Copy the lines holding the word "title", all of them.

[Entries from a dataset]

⟨

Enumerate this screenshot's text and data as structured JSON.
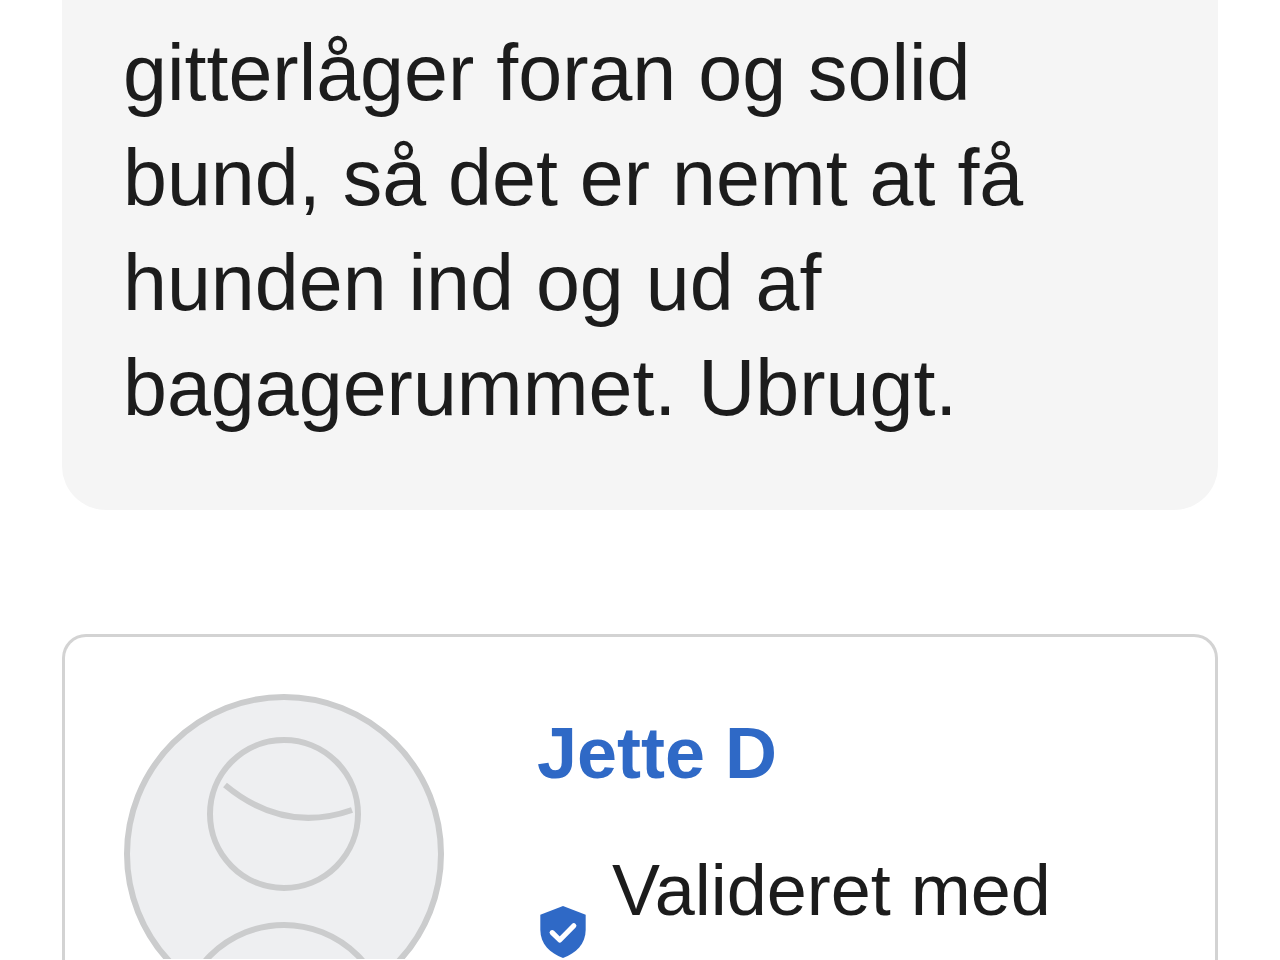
{
  "listing": {
    "description": "gitterlåger foran og solid bund, så det er nemt at få hunden ind og ud af bagagerummet. Ubrugt."
  },
  "seller": {
    "name": "Jette D",
    "verification": {
      "label": "Valideret med"
    }
  }
}
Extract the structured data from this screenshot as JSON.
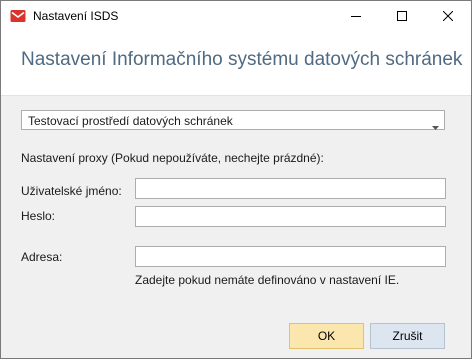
{
  "window": {
    "title": "Nastavení ISDS",
    "controls": {
      "minimize_icon": "minimize-icon",
      "maximize_icon": "maximize-icon",
      "close_icon": "close-icon"
    }
  },
  "header": {
    "title": "Nastavení Informačního systému datových schránek"
  },
  "environment": {
    "selected": "Testovací prostředí datových schránek"
  },
  "proxy": {
    "section_label": "Nastavení proxy (Pokud nepoužíváte, nechejte prázdné):",
    "username_label": "Uživatelské jméno:",
    "username_value": "",
    "password_label": "Heslo:",
    "password_value": "",
    "address_label": "Adresa:",
    "address_value": "",
    "address_hint": "Zadejte pokud nemáte definováno v nastavení IE."
  },
  "buttons": {
    "ok": "OK",
    "cancel": "Zrušit"
  },
  "colors": {
    "heading": "#4f6a82",
    "app_icon": "#d9342b",
    "ok_button": "#fbe6ad",
    "cancel_button": "#dde6f0"
  }
}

⟩

▸ **Complete answer**
    "title": "Nastavení ISDS",
    "title": "Nastavení Informačního systému datových schránek"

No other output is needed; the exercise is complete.